(Dataset rows)

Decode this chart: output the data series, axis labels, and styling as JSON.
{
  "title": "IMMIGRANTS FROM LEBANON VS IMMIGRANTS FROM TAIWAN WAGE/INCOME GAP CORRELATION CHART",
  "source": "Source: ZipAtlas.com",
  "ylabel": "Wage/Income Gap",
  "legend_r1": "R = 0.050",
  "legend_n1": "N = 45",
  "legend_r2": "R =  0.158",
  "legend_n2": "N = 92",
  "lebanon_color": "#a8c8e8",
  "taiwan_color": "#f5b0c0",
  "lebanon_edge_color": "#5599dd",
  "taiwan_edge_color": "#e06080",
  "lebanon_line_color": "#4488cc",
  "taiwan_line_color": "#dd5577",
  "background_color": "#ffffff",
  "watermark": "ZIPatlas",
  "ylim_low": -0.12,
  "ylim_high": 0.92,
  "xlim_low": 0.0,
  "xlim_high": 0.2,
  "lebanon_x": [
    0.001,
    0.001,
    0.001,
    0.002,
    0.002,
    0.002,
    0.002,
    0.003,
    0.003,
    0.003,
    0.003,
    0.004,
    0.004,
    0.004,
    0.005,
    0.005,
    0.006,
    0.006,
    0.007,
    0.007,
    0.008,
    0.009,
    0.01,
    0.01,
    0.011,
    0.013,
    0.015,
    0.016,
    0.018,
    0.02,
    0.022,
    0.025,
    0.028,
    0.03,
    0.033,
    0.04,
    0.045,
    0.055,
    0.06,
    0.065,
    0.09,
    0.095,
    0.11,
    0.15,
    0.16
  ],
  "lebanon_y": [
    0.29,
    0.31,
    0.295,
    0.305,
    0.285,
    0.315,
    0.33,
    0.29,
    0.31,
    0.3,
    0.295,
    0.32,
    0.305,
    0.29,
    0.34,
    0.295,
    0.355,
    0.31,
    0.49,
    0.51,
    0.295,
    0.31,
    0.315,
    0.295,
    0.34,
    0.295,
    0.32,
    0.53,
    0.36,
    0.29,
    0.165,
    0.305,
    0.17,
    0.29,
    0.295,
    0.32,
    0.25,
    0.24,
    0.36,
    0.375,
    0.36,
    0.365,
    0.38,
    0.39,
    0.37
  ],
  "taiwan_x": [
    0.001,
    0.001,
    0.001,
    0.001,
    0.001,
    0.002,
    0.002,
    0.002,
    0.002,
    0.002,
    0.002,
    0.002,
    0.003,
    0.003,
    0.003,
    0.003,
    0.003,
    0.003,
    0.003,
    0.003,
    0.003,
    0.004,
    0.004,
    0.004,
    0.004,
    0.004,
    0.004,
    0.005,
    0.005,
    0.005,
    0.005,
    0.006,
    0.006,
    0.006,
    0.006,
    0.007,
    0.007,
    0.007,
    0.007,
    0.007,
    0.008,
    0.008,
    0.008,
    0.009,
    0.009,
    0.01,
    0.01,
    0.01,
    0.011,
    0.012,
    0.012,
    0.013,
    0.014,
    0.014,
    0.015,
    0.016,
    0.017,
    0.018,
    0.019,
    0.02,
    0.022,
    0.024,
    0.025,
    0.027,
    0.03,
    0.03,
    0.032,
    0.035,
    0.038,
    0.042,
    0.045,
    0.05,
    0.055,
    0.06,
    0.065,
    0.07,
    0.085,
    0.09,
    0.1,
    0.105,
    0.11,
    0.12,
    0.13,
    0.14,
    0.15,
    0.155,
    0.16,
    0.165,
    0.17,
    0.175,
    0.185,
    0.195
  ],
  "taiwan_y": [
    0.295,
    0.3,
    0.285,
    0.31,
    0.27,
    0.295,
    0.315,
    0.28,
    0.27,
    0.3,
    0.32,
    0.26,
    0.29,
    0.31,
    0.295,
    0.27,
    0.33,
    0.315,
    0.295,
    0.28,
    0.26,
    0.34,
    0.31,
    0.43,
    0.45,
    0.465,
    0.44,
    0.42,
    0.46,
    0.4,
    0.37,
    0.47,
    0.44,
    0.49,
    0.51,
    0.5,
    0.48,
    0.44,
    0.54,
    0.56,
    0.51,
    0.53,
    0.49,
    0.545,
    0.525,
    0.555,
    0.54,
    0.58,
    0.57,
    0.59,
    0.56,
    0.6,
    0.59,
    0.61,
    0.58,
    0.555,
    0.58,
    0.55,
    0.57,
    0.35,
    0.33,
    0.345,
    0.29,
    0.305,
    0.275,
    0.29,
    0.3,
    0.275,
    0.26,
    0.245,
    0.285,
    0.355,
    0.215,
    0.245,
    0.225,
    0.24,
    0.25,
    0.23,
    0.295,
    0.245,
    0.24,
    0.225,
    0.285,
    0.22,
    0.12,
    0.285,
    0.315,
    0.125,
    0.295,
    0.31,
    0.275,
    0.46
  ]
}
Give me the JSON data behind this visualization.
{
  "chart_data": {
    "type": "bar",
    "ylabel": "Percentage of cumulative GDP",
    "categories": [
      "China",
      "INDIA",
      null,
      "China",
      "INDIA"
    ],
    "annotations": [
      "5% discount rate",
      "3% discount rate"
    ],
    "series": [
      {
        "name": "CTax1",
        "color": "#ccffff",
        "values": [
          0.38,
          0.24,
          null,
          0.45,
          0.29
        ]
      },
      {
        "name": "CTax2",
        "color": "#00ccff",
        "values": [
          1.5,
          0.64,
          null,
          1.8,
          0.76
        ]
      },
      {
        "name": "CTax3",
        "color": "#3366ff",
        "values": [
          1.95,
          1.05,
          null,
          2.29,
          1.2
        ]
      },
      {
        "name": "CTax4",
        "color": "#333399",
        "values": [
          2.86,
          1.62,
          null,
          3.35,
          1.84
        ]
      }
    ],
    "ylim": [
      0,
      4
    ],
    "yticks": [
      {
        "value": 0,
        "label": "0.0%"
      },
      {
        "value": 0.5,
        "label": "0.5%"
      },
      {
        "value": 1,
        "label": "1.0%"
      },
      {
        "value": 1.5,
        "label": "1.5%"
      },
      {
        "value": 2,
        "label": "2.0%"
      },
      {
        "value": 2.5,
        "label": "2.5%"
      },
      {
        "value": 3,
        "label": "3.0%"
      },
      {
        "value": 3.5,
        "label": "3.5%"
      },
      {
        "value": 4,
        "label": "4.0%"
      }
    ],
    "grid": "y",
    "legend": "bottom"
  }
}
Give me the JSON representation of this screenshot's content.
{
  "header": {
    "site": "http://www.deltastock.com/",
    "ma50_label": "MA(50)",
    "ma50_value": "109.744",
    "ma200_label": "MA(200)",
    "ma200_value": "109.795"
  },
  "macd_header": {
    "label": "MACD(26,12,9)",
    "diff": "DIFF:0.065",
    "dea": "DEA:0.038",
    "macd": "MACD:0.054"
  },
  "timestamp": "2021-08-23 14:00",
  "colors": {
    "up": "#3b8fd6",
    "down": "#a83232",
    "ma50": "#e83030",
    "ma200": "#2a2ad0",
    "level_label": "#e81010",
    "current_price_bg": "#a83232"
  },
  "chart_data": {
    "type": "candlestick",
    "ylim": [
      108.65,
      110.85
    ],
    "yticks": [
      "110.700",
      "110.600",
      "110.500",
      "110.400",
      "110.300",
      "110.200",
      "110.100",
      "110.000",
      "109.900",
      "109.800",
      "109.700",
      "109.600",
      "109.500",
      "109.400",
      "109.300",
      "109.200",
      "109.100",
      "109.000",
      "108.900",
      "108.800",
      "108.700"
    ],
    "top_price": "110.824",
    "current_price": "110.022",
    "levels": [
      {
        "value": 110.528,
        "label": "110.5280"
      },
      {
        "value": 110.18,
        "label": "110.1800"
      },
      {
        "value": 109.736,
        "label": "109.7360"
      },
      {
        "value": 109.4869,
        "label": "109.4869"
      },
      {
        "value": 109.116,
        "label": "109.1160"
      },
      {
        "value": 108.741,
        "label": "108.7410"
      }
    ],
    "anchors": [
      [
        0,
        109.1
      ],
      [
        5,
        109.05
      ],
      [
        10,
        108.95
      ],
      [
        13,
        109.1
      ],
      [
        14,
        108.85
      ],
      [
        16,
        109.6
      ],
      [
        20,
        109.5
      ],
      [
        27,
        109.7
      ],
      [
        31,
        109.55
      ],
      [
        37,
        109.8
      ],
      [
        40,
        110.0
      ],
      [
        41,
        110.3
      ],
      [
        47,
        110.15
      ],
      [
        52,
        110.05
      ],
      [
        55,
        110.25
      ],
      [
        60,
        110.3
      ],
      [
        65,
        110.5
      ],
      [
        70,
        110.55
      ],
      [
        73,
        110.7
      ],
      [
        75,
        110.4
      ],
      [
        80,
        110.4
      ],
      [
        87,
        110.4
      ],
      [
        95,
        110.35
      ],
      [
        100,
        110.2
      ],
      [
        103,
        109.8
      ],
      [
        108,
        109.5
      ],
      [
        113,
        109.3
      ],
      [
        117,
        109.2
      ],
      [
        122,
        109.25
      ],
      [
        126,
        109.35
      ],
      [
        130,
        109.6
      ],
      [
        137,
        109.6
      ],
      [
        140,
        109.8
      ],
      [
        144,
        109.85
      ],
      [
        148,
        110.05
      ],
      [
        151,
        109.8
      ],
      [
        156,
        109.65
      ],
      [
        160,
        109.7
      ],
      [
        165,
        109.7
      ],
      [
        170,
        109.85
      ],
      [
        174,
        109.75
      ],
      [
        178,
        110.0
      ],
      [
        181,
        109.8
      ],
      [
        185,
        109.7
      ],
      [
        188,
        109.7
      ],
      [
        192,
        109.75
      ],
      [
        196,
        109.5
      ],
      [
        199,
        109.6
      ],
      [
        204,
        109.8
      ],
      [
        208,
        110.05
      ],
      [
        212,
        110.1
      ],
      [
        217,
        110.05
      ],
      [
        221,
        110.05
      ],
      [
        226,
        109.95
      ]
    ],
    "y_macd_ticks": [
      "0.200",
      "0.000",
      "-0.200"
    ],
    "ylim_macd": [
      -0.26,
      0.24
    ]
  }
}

--- INSTRUCTIONS FOR THE TASK ---
Report how many lines of the listing above include the word "this". Say nothing but the number.

--- RESULT BELOW ---
3